— begin PROVIDED RECORDS —

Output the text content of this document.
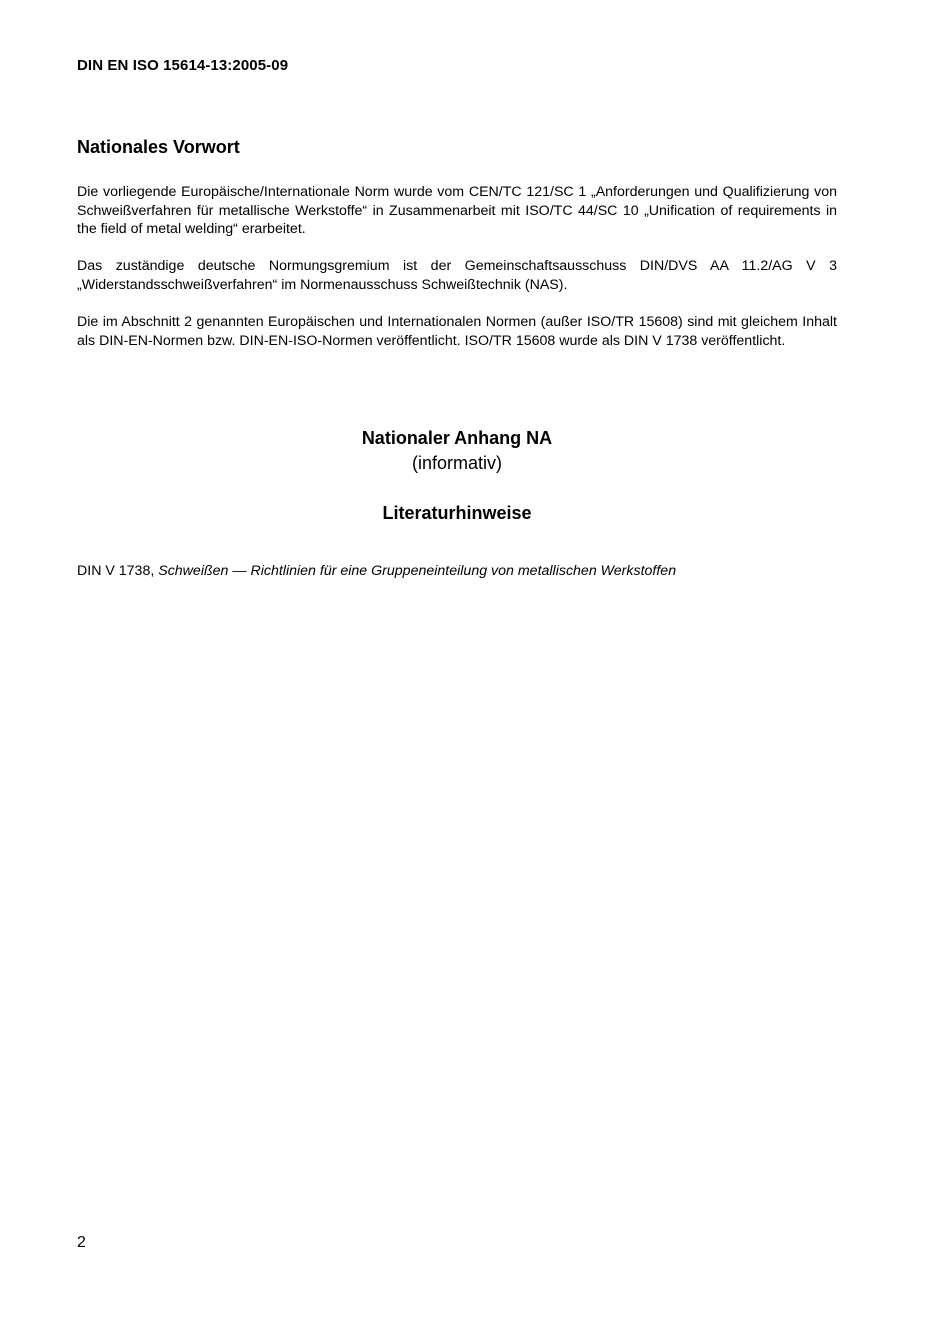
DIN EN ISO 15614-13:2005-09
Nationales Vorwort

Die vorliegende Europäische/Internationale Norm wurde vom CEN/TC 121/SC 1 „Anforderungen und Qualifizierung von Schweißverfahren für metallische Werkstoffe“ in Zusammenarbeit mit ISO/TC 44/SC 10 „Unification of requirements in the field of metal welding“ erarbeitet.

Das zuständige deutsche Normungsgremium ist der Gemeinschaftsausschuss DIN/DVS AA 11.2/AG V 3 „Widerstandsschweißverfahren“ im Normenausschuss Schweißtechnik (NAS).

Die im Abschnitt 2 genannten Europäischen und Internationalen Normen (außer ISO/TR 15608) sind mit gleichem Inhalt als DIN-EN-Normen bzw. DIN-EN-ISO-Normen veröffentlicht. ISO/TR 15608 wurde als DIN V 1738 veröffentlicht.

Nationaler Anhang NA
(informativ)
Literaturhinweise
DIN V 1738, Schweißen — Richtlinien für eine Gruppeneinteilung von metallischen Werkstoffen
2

— end PROVIDED RECORDS —

YOUR OBJECTIVE: Pictures are not part of the copy; reproduce everything else in the records exactly.

SOLUTION FOR THIS PROBLEM:
Output the text content of this document.
DIN EN ISO 15614-13:2005-09
Nationales Vorwort

Die vorliegende Europäische/Internationale Norm wurde vom CEN/TC 121/SC 1 „Anforderungen und Qualifizierung von Schweißverfahren für metallische Werkstoffe“ in Zusammenarbeit mit ISO/TC 44/SC 10 „Unification of requirements in the field of metal welding“ erarbeitet.

Das zuständige deutsche Normungsgremium ist der Gemeinschaftsausschuss DIN/DVS AA 11.2/AG V 3 „Widerstandsschweißverfahren“ im Normenausschuss Schweißtechnik (NAS).

Die im Abschnitt 2 genannten Europäischen und Internationalen Normen (außer ISO/TR 15608) sind mit gleichem Inhalt als DIN-EN-Normen bzw. DIN-EN-ISO-Normen veröffentlicht. ISO/TR 15608 wurde als DIN V 1738 veröffentlicht.

Nationaler Anhang NA
(informativ)
Literaturhinweise
DIN V 1738, Schweißen — Richtlinien für eine Gruppeneinteilung von metallischen Werkstoffen
2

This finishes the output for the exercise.